_Required work_:
The entries below are to be transcribed in full, without their images.

_Recorded data_:
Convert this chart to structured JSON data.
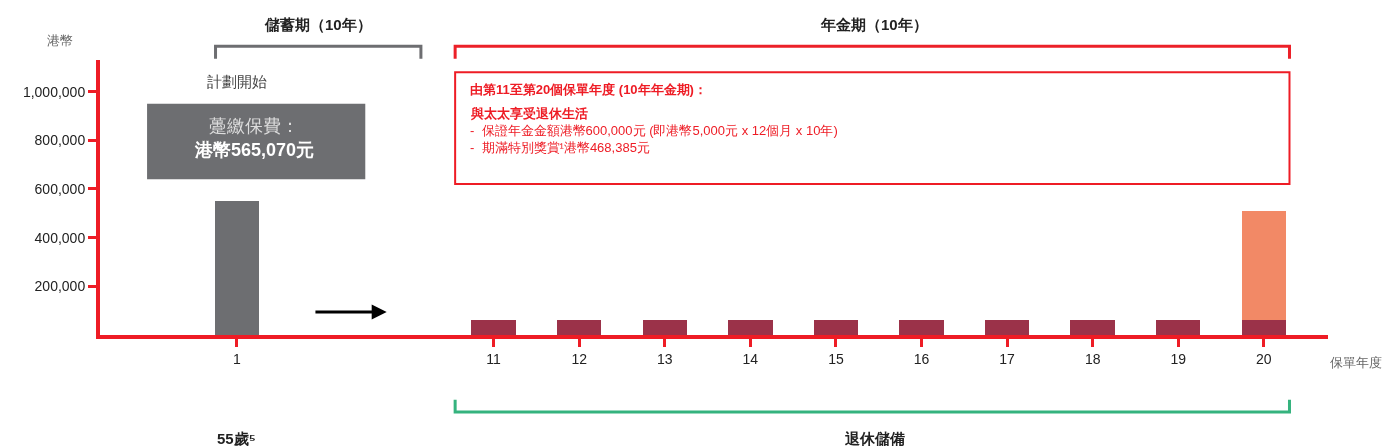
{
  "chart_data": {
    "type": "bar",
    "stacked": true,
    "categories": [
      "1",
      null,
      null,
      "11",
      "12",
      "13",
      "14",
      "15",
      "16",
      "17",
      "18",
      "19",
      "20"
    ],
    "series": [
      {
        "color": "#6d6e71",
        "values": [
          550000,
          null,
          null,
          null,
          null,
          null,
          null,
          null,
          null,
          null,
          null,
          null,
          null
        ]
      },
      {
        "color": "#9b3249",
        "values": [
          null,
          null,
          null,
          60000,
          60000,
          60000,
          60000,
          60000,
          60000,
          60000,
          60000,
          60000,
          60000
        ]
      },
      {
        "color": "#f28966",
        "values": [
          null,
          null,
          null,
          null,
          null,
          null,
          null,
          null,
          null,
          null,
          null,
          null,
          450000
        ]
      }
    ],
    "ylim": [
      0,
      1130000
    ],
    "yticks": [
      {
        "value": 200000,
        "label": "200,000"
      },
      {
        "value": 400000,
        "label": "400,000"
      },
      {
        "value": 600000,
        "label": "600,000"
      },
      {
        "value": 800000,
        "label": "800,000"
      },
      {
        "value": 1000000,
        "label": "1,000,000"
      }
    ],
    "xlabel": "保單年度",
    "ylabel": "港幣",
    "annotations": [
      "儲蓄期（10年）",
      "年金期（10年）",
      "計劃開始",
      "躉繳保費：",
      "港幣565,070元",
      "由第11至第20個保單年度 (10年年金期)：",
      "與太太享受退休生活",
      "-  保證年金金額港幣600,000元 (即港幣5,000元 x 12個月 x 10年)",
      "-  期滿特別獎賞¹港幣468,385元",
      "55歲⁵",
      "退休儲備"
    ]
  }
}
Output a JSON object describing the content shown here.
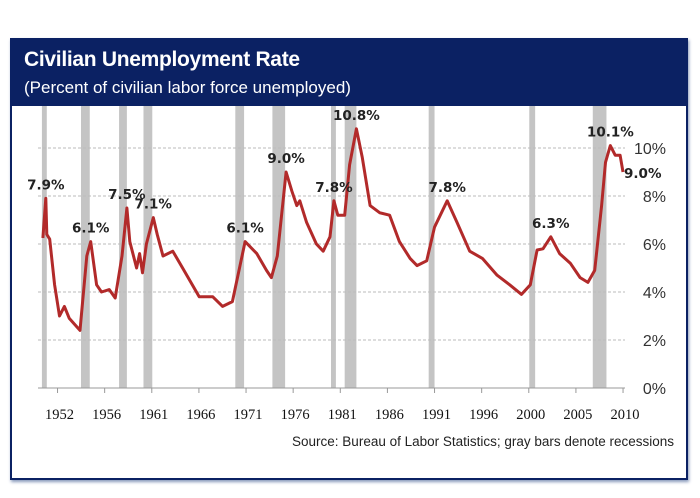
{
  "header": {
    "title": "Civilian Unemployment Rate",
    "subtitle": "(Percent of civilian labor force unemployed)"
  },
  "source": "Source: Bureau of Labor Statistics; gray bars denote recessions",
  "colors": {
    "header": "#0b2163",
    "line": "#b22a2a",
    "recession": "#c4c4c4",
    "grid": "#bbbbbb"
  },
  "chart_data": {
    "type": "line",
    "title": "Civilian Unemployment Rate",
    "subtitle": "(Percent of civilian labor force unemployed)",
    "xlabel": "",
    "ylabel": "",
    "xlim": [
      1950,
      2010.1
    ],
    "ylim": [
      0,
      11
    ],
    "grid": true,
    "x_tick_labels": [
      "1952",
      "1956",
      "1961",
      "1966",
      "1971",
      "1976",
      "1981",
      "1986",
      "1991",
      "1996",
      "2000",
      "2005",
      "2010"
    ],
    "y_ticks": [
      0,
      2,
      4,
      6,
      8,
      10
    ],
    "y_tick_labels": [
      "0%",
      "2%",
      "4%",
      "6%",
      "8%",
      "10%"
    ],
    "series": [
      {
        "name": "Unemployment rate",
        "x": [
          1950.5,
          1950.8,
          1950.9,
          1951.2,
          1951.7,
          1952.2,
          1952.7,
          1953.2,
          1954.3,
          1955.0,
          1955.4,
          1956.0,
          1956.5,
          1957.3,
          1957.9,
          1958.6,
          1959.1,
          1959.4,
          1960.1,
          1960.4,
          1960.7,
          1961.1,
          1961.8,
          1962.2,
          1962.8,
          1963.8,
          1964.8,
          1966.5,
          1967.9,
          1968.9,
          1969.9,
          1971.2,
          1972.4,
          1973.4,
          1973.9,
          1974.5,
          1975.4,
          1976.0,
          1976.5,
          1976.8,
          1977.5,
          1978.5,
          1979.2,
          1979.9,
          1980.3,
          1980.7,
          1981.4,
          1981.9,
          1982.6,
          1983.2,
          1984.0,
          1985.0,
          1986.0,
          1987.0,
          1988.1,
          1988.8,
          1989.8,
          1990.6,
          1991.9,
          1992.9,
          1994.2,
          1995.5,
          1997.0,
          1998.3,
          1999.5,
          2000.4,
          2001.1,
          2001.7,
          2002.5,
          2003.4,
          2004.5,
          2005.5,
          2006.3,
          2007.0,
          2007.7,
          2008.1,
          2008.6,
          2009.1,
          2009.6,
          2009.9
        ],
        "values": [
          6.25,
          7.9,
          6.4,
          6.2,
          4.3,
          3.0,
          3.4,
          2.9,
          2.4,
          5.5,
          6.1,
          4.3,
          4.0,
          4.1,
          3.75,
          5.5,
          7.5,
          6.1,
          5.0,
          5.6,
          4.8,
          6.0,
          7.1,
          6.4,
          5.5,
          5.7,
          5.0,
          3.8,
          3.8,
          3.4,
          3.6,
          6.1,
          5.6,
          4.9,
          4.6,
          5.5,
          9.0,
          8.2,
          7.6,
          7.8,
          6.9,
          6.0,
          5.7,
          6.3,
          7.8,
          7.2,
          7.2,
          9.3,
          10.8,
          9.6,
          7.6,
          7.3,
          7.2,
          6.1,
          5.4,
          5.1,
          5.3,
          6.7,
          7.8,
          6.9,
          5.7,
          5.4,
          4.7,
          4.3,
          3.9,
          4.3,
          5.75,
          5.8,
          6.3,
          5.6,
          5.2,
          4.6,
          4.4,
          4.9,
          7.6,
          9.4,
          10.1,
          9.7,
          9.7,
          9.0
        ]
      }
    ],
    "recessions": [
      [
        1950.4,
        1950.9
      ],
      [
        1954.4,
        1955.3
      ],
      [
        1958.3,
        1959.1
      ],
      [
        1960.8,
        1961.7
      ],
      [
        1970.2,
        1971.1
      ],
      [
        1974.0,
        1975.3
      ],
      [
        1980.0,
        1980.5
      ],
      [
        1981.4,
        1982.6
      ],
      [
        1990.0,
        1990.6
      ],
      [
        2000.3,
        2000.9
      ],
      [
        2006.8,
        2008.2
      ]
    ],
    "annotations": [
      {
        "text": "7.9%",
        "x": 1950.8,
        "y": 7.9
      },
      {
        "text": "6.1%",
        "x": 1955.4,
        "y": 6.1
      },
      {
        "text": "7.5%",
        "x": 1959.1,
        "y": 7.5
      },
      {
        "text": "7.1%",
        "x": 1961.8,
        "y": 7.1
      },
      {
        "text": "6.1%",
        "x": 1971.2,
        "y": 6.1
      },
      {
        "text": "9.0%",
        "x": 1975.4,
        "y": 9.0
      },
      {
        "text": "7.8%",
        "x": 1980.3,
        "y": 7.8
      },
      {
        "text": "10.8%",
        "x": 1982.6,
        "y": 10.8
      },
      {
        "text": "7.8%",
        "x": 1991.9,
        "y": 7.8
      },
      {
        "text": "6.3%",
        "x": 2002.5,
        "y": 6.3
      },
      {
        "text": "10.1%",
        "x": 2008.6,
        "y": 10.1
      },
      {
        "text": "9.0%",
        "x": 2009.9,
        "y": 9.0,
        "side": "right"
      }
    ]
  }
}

_Written answer_:
Convert this chart to structured JSON data.
{
  "chart_data": {
    "type": "bar",
    "stacked": true,
    "categories": [
      "1",
      null,
      null,
      "11",
      "12",
      "13",
      "14",
      "15",
      "16",
      "17",
      "18",
      "19",
      "20"
    ],
    "series": [
      {
        "color": "#6d6e71",
        "values": [
          550000,
          null,
          null,
          null,
          null,
          null,
          null,
          null,
          null,
          null,
          null,
          null,
          null
        ]
      },
      {
        "color": "#9b3249",
        "values": [
          null,
          null,
          null,
          60000,
          60000,
          60000,
          60000,
          60000,
          60000,
          60000,
          60000,
          60000,
          60000
        ]
      },
      {
        "color": "#f28966",
        "values": [
          null,
          null,
          null,
          null,
          null,
          null,
          null,
          null,
          null,
          null,
          null,
          null,
          450000
        ]
      }
    ],
    "ylim": [
      0,
      1130000
    ],
    "yticks": [
      {
        "value": 200000,
        "label": "200,000"
      },
      {
        "value": 400000,
        "label": "400,000"
      },
      {
        "value": 600000,
        "label": "600,000"
      },
      {
        "value": 800000,
        "label": "800,000"
      },
      {
        "value": 1000000,
        "label": "1,000,000"
      }
    ],
    "xlabel": "保單年度",
    "ylabel": "港幣",
    "annotations": [
      "儲蓄期（10年）",
      "年金期（10年）",
      "計劃開始",
      "躉繳保費：",
      "港幣565,070元",
      "由第11至第20個保單年度 (10年年金期)：",
      "與太太享受退休生活",
      "-  保證年金金額港幣600,000元 (即港幣5,000元 x 12個月 x 10年)",
      "-  期滿特別獎賞¹港幣468,385元",
      "55歲⁵",
      "退休儲備"
    ]
  }
}
Output a JSON object describing the content shown here.
{
  "header": {
    "title": "Civilian Unemployment Rate",
    "subtitle": "(Percent of civilian labor force unemployed)"
  },
  "source": "Source: Bureau of Labor Statistics; gray bars denote recessions",
  "colors": {
    "header": "#0b2163",
    "line": "#b22a2a",
    "recession": "#c4c4c4",
    "grid": "#bbbbbb"
  },
  "chart_data": {
    "type": "line",
    "title": "Civilian Unemployment Rate",
    "subtitle": "(Percent of civilian labor force unemployed)",
    "xlabel": "",
    "ylabel": "",
    "xlim": [
      1950,
      2010.1
    ],
    "ylim": [
      0,
      11
    ],
    "grid": true,
    "x_tick_labels": [
      "1952",
      "1956",
      "1961",
      "1966",
      "1971",
      "1976",
      "1981",
      "1986",
      "1991",
      "1996",
      "2000",
      "2005",
      "2010"
    ],
    "y_ticks": [
      0,
      2,
      4,
      6,
      8,
      10
    ],
    "y_tick_labels": [
      "0%",
      "2%",
      "4%",
      "6%",
      "8%",
      "10%"
    ],
    "series": [
      {
        "name": "Unemployment rate",
        "x": [
          1950.5,
          1950.8,
          1950.9,
          1951.2,
          1951.7,
          1952.2,
          1952.7,
          1953.2,
          1954.3,
          1955.0,
          1955.4,
          1956.0,
          1956.5,
          1957.3,
          1957.9,
          1958.6,
          1959.1,
          1959.4,
          1960.1,
          1960.4,
          1960.7,
          1961.1,
          1961.8,
          1962.2,
          1962.8,
          1963.8,
          1964.8,
          1966.5,
          1967.9,
          1968.9,
          1969.9,
          1971.2,
          1972.4,
          1973.4,
          1973.9,
          1974.5,
          1975.4,
          1976.0,
          1976.5,
          1976.8,
          1977.5,
          1978.5,
          1979.2,
          1979.9,
          1980.3,
          1980.7,
          1981.4,
          1981.9,
          1982.6,
          1983.2,
          1984.0,
          1985.0,
          1986.0,
          1987.0,
          1988.1,
          1988.8,
          1989.8,
          1990.6,
          1991.9,
          1992.9,
          1994.2,
          1995.5,
          1997.0,
          1998.3,
          1999.5,
          2000.4,
          2001.1,
          2001.7,
          2002.5,
          2003.4,
          2004.5,
          2005.5,
          2006.3,
          2007.0,
          2007.7,
          2008.1,
          2008.6,
          2009.1,
          2009.6,
          2009.9
        ],
        "values": [
          6.25,
          7.9,
          6.4,
          6.2,
          4.3,
          3.0,
          3.4,
          2.9,
          2.4,
          5.5,
          6.1,
          4.3,
          4.0,
          4.1,
          3.75,
          5.5,
          7.5,
          6.1,
          5.0,
          5.6,
          4.8,
          6.0,
          7.1,
          6.4,
          5.5,
          5.7,
          5.0,
          3.8,
          3.8,
          3.4,
          3.6,
          6.1,
          5.6,
          4.9,
          4.6,
          5.5,
          9.0,
          8.2,
          7.6,
          7.8,
          6.9,
          6.0,
          5.7,
          6.3,
          7.8,
          7.2,
          7.2,
          9.3,
          10.8,
          9.6,
          7.6,
          7.3,
          7.2,
          6.1,
          5.4,
          5.1,
          5.3,
          6.7,
          7.8,
          6.9,
          5.7,
          5.4,
          4.7,
          4.3,
          3.9,
          4.3,
          5.75,
          5.8,
          6.3,
          5.6,
          5.2,
          4.6,
          4.4,
          4.9,
          7.6,
          9.4,
          10.1,
          9.7,
          9.7,
          9.0
        ]
      }
    ],
    "recessions": [
      [
        1950.4,
        1950.9
      ],
      [
        1954.4,
        1955.3
      ],
      [
        1958.3,
        1959.1
      ],
      [
        1960.8,
        1961.7
      ],
      [
        1970.2,
        1971.1
      ],
      [
        1974.0,
        1975.3
      ],
      [
        1980.0,
        1980.5
      ],
      [
        1981.4,
        1982.6
      ],
      [
        1990.0,
        1990.6
      ],
      [
        2000.3,
        2000.9
      ],
      [
        2006.8,
        2008.2
      ]
    ],
    "annotations": [
      {
        "text": "7.9%",
        "x": 1950.8,
        "y": 7.9
      },
      {
        "text": "6.1%",
        "x": 1955.4,
        "y": 6.1
      },
      {
        "text": "7.5%",
        "x": 1959.1,
        "y": 7.5
      },
      {
        "text": "7.1%",
        "x": 1961.8,
        "y": 7.1
      },
      {
        "text": "6.1%",
        "x": 1971.2,
        "y": 6.1
      },
      {
        "text": "9.0%",
        "x": 1975.4,
        "y": 9.0
      },
      {
        "text": "7.8%",
        "x": 1980.3,
        "y": 7.8
      },
      {
        "text": "10.8%",
        "x": 1982.6,
        "y": 10.8
      },
      {
        "text": "7.8%",
        "x": 1991.9,
        "y": 7.8
      },
      {
        "text": "6.3%",
        "x": 2002.5,
        "y": 6.3
      },
      {
        "text": "10.1%",
        "x": 2008.6,
        "y": 10.1
      },
      {
        "text": "9.0%",
        "x": 2009.9,
        "y": 9.0,
        "side": "right"
      }
    ]
  }
}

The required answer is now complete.